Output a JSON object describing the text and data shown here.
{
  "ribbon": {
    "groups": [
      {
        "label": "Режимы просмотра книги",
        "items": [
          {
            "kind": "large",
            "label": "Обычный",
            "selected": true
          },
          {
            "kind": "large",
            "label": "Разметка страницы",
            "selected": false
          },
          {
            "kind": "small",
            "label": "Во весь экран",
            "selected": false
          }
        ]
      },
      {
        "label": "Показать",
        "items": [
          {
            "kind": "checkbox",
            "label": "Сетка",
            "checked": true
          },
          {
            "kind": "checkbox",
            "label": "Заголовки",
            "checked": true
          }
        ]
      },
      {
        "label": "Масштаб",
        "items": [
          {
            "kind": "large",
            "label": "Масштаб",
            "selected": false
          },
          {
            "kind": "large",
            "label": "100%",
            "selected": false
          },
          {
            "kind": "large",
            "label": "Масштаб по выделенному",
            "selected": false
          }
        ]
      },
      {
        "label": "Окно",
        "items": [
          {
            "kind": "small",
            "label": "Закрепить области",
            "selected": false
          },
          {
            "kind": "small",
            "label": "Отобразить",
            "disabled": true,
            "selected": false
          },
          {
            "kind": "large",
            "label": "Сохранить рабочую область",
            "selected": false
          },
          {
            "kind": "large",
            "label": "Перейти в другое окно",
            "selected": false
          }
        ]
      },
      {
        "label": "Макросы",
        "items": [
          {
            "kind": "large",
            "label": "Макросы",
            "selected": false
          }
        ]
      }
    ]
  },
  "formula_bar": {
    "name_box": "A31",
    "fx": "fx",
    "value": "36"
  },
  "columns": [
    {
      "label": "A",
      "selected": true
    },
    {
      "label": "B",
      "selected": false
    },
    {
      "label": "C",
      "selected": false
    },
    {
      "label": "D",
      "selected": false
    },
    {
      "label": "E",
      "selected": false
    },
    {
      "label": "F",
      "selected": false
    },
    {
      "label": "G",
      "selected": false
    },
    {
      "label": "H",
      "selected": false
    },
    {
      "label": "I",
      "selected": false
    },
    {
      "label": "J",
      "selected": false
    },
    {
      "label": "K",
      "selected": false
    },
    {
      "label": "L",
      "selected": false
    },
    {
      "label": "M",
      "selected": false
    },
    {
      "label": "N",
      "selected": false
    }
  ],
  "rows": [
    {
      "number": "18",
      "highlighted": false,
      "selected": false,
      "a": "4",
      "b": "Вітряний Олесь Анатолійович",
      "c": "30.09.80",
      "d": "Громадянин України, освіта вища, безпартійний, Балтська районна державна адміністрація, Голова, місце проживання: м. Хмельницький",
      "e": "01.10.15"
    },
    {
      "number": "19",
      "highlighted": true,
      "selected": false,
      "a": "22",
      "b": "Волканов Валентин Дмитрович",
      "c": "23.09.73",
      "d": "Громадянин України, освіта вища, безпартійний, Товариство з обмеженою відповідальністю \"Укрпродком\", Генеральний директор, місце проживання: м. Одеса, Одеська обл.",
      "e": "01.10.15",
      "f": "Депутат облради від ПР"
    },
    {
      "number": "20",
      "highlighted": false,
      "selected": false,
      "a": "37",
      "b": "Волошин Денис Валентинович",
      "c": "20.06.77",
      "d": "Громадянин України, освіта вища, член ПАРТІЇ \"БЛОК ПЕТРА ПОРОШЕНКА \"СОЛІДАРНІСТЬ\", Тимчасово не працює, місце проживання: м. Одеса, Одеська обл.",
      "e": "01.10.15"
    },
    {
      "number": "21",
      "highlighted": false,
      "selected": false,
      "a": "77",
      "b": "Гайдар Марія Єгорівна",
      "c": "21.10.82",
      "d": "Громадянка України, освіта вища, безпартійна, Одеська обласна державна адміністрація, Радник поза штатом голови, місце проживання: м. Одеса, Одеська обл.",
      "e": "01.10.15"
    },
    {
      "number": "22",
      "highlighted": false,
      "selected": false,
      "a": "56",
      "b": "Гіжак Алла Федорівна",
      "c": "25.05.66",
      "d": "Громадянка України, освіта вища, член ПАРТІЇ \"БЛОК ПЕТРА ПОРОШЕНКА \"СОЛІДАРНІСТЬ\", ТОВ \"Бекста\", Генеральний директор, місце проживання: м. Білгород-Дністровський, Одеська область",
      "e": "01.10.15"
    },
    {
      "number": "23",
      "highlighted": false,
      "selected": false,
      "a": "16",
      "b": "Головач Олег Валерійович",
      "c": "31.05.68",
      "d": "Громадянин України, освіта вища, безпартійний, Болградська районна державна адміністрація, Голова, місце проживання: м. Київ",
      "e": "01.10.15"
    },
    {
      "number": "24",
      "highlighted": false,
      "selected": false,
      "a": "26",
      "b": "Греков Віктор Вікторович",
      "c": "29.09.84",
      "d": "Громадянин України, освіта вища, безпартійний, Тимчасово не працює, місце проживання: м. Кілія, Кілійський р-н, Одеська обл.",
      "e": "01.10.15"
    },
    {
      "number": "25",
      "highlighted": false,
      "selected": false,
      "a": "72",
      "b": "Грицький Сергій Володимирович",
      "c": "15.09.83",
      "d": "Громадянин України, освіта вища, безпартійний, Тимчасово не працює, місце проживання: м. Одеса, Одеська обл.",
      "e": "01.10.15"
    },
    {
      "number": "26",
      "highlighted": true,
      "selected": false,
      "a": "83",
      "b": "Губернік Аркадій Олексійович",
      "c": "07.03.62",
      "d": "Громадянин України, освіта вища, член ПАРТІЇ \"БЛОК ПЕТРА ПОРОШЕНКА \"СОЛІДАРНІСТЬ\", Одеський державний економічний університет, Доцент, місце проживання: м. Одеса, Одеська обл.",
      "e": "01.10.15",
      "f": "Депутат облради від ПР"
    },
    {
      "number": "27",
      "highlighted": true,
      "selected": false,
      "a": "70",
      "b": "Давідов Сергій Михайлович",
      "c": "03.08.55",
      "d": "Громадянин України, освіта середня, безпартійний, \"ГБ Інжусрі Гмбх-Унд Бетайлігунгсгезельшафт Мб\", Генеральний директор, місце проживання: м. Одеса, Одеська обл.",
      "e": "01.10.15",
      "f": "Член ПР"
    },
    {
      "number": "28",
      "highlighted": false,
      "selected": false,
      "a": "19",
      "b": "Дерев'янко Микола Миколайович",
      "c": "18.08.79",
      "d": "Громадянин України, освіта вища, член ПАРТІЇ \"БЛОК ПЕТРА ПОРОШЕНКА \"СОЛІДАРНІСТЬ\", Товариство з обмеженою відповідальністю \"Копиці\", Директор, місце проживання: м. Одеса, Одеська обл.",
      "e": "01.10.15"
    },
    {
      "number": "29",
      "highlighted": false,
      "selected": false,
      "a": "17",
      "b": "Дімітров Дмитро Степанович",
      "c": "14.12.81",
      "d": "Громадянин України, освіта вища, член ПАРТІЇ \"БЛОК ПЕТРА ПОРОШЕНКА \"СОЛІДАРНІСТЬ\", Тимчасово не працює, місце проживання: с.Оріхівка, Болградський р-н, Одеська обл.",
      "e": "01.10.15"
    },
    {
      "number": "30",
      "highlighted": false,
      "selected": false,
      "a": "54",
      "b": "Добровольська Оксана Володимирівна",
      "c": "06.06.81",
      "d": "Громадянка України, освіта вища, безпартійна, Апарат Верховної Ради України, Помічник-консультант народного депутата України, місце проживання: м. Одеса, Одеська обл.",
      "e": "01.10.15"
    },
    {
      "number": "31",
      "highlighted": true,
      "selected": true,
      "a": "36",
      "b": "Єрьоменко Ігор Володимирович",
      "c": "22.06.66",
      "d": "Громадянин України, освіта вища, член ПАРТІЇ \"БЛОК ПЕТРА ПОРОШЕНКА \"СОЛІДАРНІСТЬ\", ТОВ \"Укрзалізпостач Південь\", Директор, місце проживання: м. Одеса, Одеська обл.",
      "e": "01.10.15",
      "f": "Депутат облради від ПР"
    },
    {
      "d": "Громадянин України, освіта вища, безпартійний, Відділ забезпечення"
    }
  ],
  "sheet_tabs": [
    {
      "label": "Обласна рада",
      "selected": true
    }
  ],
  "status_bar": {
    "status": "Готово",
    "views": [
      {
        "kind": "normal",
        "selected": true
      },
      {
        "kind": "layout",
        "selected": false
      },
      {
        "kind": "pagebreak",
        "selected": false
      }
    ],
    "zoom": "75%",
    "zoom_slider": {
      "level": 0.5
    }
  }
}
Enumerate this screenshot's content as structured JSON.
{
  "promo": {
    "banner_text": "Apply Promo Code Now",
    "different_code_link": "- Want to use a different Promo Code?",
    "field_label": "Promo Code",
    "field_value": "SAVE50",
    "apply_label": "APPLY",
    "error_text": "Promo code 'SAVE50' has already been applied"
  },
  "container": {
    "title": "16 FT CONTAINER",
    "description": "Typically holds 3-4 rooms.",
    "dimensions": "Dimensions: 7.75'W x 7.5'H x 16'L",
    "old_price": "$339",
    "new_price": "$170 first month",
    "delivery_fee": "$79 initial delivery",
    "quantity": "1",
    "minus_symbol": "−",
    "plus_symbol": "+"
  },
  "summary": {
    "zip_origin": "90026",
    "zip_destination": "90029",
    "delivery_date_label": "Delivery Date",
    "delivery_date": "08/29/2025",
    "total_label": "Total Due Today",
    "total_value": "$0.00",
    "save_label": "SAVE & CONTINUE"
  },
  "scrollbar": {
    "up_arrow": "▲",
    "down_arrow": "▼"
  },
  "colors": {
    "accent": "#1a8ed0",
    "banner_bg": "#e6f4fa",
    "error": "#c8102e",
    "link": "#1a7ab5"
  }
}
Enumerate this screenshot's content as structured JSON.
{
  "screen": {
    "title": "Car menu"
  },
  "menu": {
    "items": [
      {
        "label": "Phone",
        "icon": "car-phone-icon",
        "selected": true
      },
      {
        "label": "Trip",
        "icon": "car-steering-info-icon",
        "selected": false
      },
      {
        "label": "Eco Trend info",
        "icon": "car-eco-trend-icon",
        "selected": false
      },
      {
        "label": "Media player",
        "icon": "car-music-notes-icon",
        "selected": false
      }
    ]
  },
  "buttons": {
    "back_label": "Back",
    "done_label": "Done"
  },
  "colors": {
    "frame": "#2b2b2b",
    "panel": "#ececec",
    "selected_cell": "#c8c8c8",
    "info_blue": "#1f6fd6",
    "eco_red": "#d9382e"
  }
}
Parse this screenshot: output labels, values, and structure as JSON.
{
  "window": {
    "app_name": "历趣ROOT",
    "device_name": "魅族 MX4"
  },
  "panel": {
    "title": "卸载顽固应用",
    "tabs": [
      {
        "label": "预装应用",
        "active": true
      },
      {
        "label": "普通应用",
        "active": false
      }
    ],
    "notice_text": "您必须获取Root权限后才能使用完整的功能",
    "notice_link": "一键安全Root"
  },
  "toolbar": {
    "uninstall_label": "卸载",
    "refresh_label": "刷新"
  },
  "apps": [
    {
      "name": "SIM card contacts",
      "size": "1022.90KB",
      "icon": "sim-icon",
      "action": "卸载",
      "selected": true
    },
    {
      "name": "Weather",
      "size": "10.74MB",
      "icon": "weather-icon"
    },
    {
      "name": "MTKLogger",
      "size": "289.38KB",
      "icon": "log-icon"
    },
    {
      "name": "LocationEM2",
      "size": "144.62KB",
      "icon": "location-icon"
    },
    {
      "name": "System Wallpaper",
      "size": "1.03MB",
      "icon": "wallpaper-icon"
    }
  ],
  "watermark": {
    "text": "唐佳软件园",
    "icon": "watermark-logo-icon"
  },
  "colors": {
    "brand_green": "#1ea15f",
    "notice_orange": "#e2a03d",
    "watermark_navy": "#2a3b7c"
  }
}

> [Stated goal]: Above are some records. Report the number of their lines that include "область", and add nothing else.

> [Reply to the exercise]: 2